Rename every "data-point-20c" in the items to "marker-20c" and write out all the lines again with nothing else changed.

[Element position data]
------------------------------------

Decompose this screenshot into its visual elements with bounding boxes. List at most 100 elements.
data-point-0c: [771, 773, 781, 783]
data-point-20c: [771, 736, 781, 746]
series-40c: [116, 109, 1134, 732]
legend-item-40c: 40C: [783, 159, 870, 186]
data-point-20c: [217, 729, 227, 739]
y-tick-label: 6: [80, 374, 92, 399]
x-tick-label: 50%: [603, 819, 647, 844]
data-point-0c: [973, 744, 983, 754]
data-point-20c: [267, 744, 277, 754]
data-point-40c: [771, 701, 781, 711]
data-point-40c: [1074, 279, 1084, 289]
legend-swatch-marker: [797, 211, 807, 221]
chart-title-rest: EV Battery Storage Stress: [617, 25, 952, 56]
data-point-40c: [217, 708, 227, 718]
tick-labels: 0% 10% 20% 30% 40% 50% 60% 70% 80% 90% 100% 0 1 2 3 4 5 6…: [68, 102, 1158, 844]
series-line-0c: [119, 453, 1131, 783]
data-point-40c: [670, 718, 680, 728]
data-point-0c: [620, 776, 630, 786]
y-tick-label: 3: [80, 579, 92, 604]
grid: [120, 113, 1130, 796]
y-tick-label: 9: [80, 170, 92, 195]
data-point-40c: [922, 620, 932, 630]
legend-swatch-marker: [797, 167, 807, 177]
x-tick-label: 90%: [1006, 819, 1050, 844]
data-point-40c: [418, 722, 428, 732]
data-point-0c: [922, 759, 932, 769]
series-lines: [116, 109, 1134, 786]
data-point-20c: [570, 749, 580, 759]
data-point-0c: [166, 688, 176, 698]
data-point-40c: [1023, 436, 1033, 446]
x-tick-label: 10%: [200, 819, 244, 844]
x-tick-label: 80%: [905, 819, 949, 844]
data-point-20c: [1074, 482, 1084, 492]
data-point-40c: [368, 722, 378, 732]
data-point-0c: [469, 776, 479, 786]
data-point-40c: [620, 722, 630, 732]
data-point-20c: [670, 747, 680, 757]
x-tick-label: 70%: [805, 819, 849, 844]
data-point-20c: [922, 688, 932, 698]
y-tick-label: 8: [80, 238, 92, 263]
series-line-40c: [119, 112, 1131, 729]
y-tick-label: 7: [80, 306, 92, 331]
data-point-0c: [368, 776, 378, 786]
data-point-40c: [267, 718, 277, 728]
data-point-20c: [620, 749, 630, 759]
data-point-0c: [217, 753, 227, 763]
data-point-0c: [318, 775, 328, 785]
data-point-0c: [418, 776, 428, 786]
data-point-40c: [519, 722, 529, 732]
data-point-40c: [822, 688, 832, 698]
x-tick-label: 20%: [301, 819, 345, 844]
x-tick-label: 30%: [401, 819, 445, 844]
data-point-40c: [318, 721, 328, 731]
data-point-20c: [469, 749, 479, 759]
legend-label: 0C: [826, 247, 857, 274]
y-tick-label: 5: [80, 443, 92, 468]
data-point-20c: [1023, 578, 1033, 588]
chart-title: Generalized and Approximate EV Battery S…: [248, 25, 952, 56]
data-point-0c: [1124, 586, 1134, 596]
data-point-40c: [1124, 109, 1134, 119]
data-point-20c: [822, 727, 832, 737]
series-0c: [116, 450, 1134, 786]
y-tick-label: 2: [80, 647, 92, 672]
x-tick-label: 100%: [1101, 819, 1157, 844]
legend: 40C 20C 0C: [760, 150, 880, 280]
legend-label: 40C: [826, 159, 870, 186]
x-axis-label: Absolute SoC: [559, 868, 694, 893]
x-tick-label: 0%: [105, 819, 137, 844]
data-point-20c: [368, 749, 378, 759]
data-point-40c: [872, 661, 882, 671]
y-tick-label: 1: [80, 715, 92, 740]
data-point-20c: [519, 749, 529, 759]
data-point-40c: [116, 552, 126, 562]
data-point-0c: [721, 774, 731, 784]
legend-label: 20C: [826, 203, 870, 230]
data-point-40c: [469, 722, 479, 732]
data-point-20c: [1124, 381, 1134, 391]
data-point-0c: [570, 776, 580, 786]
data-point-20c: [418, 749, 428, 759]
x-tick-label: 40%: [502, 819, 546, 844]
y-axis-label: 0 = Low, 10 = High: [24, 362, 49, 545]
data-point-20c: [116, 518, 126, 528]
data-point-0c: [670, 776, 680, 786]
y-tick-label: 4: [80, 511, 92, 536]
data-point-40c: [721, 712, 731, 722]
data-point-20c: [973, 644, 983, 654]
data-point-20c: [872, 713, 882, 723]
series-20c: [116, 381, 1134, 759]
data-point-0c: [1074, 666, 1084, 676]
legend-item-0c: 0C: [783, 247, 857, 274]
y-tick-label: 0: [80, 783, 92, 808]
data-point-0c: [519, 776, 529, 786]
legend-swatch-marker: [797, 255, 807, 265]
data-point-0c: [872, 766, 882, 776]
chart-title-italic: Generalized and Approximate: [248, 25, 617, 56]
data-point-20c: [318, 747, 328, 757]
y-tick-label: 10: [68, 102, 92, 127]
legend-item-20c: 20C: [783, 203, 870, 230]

------------------------------------

The result:
Decompose this screenshot into its visual elements with bounding boxes. List at most 100 elements.
data-point-0c: [771, 773, 781, 783]
marker-20c: [771, 736, 781, 746]
series-40c: [116, 109, 1134, 732]
legend-item-40c: 40C: [783, 159, 870, 186]
marker-20c: [217, 729, 227, 739]
y-tick-label: 6: [80, 374, 92, 399]
x-tick-label: 50%: [603, 819, 647, 844]
data-point-0c: [973, 744, 983, 754]
marker-20c: [267, 744, 277, 754]
data-point-40c: [771, 701, 781, 711]
data-point-40c: [1074, 279, 1084, 289]
legend-swatch-marker: [797, 211, 807, 221]
chart-title-rest: EV Battery Storage Stress: [617, 25, 952, 56]
data-point-40c: [217, 708, 227, 718]
tick-labels: 0% 10% 20% 30% 40% 50% 60% 70% 80% 90% 100% 0 1 2 3 4 5 6…: [68, 102, 1158, 844]
series-line-0c: [119, 453, 1131, 783]
data-point-40c: [670, 718, 680, 728]
data-point-0c: [620, 776, 630, 786]
y-tick-label: 3: [80, 579, 92, 604]
grid: [120, 113, 1130, 796]
y-tick-label: 9: [80, 170, 92, 195]
data-point-40c: [922, 620, 932, 630]
legend-swatch-marker: [797, 167, 807, 177]
x-tick-label: 90%: [1006, 819, 1050, 844]
data-point-40c: [418, 722, 428, 732]
data-point-0c: [922, 759, 932, 769]
series-lines: [116, 109, 1134, 786]
marker-20c: [570, 749, 580, 759]
data-point-0c: [166, 688, 176, 698]
data-point-40c: [1023, 436, 1033, 446]
x-tick-label: 10%: [200, 819, 244, 844]
x-tick-label: 80%: [905, 819, 949, 844]
marker-20c: [1074, 482, 1084, 492]
data-point-40c: [368, 722, 378, 732]
data-point-0c: [469, 776, 479, 786]
data-point-40c: [620, 722, 630, 732]
marker-20c: [670, 747, 680, 757]
x-tick-label: 70%: [805, 819, 849, 844]
marker-20c: [922, 688, 932, 698]
y-tick-label: 8: [80, 238, 92, 263]
series-line-40c: [119, 112, 1131, 729]
y-tick-label: 7: [80, 306, 92, 331]
data-point-0c: [368, 776, 378, 786]
data-point-40c: [267, 718, 277, 728]
marker-20c: [620, 749, 630, 759]
data-point-0c: [217, 753, 227, 763]
data-point-0c: [318, 775, 328, 785]
data-point-0c: [418, 776, 428, 786]
data-point-40c: [519, 722, 529, 732]
data-point-40c: [822, 688, 832, 698]
x-tick-label: 20%: [301, 819, 345, 844]
x-tick-label: 30%: [401, 819, 445, 844]
data-point-40c: [318, 721, 328, 731]
marker-20c: [469, 749, 479, 759]
legend-label: 0C: [826, 247, 857, 274]
y-tick-label: 5: [80, 443, 92, 468]
marker-20c: [1023, 578, 1033, 588]
chart-title: Generalized and Approximate EV Battery S…: [248, 25, 952, 56]
data-point-0c: [1124, 586, 1134, 596]
data-point-40c: [1124, 109, 1134, 119]
marker-20c: [822, 727, 832, 737]
series-0c: [116, 450, 1134, 786]
y-tick-label: 2: [80, 647, 92, 672]
x-tick-label: 100%: [1101, 819, 1157, 844]
legend: 40C 20C 0C: [760, 150, 880, 280]
legend-label: 40C: [826, 159, 870, 186]
x-axis-label: Absolute SoC: [559, 868, 694, 893]
x-tick-label: 0%: [105, 819, 137, 844]
marker-20c: [368, 749, 378, 759]
data-point-40c: [872, 661, 882, 671]
y-tick-label: 1: [80, 715, 92, 740]
marker-20c: [519, 749, 529, 759]
data-point-40c: [116, 552, 126, 562]
data-point-0c: [721, 774, 731, 784]
legend-label: 20C: [826, 203, 870, 230]
data-point-40c: [469, 722, 479, 732]
marker-20c: [1124, 381, 1134, 391]
data-point-0c: [570, 776, 580, 786]
marker-20c: [418, 749, 428, 759]
x-tick-label: 40%: [502, 819, 546, 844]
y-axis-label: 0 = Low, 10 = High: [24, 362, 49, 545]
marker-20c: [116, 518, 126, 528]
data-point-0c: [670, 776, 680, 786]
y-tick-label: 4: [80, 511, 92, 536]
data-point-40c: [721, 712, 731, 722]
marker-20c: [973, 644, 983, 654]
marker-20c: [872, 713, 882, 723]
series-20c: [116, 381, 1134, 759]
data-point-0c: [1074, 666, 1084, 676]
legend-item-0c: 0C: [783, 247, 857, 274]
y-tick-label: 0: [80, 783, 92, 808]
data-point-0c: [519, 776, 529, 786]
legend-swatch-marker: [797, 255, 807, 265]
data-point-0c: [872, 766, 882, 776]
chart-title-italic: Generalized and Approximate: [248, 25, 617, 56]
marker-20c: [318, 747, 328, 757]
y-tick-label: 10: [68, 102, 92, 127]
legend-item-20c: 20C: [783, 203, 870, 230]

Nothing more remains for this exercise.